╭──

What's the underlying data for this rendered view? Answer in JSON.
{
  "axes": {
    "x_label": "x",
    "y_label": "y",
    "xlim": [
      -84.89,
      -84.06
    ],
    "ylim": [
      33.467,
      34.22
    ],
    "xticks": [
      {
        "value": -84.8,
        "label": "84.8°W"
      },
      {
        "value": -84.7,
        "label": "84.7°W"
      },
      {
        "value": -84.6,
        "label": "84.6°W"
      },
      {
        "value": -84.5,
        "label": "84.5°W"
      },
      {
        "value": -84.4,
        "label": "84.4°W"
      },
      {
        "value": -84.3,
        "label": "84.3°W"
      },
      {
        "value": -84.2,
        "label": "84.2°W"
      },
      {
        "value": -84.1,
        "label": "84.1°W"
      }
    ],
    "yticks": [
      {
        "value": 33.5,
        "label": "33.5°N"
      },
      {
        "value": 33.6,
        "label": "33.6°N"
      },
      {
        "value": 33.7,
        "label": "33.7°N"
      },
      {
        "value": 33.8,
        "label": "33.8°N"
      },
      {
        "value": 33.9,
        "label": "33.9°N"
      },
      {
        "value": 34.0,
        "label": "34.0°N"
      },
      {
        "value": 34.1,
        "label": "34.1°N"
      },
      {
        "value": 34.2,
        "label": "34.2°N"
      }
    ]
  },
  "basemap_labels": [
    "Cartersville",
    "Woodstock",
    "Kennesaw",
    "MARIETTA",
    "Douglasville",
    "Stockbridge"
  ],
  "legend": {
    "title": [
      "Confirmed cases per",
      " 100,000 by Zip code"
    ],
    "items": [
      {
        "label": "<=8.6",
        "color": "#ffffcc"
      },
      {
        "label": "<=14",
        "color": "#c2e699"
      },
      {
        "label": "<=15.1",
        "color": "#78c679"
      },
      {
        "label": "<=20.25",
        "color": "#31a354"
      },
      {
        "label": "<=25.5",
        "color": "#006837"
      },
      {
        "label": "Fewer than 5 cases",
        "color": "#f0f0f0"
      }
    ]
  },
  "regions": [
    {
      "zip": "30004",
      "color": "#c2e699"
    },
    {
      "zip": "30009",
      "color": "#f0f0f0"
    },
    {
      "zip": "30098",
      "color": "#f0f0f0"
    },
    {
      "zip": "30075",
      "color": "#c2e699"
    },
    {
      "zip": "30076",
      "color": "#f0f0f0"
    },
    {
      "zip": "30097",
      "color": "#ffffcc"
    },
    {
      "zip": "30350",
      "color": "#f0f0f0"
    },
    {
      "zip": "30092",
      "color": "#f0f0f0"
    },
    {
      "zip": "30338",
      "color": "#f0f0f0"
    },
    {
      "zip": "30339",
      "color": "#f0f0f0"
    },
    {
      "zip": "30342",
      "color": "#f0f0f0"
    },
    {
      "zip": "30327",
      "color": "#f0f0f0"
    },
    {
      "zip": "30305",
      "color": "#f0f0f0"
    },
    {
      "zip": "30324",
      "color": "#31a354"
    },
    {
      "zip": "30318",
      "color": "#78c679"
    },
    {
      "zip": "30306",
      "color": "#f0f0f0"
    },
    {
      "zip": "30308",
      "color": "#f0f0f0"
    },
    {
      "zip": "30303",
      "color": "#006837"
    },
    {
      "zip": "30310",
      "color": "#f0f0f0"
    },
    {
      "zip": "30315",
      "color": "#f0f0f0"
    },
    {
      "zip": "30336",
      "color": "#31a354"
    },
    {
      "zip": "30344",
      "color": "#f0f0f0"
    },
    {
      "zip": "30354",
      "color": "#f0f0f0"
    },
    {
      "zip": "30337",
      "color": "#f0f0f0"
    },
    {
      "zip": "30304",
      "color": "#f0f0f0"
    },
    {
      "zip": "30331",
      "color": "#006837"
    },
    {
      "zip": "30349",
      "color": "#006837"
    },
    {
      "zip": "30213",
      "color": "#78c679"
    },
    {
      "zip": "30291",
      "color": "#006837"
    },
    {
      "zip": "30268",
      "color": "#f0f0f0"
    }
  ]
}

╰──

#### Goal
Show the lines of the records that include the string "cases".

#### Worked answer
      "Confirmed cases per",
        "label": "Fewer than 5 cases",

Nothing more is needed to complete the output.